◆ **Do this**: Search the records for "Государственная". Copy every line where it appears.

◆ **Dataset extract**:
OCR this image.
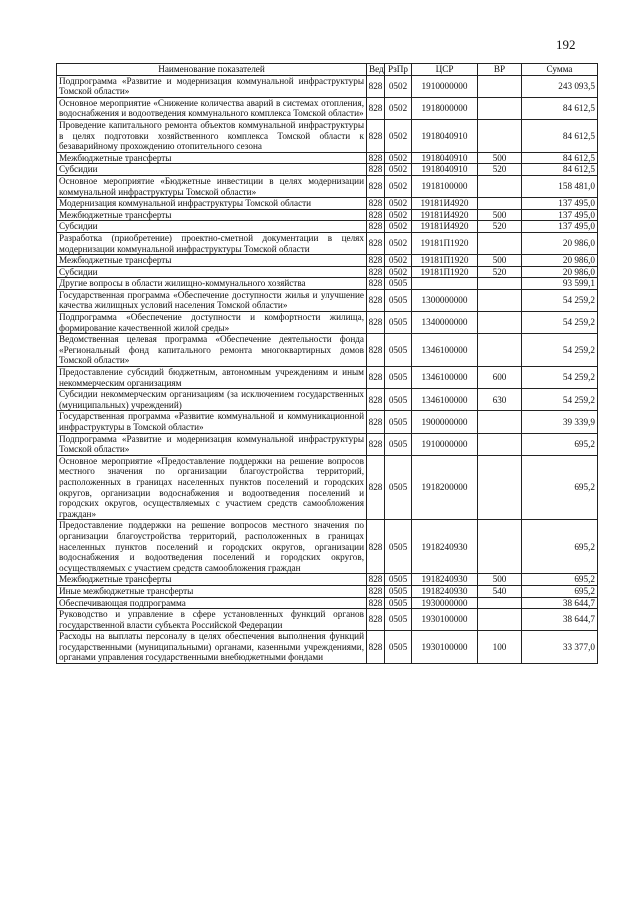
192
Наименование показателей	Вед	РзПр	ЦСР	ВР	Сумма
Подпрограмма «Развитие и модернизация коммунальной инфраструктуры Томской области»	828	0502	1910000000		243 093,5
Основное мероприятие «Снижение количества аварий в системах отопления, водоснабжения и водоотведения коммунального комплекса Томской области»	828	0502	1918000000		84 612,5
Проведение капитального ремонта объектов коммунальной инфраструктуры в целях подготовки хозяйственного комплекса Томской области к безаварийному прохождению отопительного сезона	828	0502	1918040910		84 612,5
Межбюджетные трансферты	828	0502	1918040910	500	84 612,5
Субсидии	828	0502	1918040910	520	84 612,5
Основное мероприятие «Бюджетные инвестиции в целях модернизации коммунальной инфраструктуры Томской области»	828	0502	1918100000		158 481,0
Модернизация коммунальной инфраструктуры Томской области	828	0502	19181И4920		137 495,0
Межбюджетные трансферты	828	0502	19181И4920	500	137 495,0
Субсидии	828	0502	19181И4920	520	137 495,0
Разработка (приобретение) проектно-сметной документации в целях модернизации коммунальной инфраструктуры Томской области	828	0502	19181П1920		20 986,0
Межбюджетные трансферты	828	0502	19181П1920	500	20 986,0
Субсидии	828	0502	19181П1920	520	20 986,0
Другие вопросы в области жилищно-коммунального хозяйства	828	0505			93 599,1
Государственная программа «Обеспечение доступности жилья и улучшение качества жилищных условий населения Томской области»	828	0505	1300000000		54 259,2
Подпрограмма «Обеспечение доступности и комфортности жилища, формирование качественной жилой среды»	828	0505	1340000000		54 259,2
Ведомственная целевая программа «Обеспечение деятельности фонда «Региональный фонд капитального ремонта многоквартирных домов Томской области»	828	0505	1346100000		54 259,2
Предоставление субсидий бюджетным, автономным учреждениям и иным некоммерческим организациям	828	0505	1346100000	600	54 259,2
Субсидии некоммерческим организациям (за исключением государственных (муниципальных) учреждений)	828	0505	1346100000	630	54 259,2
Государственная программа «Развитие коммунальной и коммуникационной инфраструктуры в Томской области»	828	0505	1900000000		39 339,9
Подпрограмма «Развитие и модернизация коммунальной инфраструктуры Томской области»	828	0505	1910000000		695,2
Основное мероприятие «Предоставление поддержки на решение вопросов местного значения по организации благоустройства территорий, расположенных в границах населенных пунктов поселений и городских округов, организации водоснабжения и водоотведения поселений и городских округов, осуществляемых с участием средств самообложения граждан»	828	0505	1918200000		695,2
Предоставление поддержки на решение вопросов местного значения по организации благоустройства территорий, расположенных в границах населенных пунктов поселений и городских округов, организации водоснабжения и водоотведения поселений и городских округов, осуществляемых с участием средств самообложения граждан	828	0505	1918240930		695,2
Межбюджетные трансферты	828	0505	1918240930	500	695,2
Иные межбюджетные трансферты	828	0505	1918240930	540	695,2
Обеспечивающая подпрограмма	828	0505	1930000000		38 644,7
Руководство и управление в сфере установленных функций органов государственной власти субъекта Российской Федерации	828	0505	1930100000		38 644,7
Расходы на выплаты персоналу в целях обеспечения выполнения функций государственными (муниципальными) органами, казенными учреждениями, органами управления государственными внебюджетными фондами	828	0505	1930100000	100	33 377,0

◆ **Full answer**:
Государственная программа «Обеспечение доступности жилья и улучшение качества жилищных условий населения Томской области»	828	0505	1300000000		54 259,2
Государственная программа «Развитие коммунальной и коммуникационной инфраструктуры в Томской области»	828	0505	1900000000		39 339,9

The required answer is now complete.